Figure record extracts
((

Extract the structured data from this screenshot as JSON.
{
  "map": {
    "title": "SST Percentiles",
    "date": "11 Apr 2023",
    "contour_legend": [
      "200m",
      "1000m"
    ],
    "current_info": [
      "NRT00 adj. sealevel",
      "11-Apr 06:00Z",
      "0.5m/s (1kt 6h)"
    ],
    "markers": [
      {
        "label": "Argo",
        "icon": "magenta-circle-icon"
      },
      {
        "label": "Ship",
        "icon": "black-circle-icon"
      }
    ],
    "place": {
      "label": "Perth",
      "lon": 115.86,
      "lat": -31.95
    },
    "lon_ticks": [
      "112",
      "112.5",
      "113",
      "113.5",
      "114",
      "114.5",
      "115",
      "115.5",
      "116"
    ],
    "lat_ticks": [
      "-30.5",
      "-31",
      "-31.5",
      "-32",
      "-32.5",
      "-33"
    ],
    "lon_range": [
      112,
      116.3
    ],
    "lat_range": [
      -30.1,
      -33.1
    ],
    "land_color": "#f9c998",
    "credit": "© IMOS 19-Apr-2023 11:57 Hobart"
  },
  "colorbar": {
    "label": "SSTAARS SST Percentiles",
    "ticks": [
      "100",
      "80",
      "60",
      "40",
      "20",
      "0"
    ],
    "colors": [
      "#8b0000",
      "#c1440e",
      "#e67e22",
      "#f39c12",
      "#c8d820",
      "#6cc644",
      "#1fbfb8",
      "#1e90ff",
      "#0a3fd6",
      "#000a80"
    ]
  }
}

))

* **Directions for this task**
Return only the number of lines in the entries that contain the string "label".

* **Expected output**
4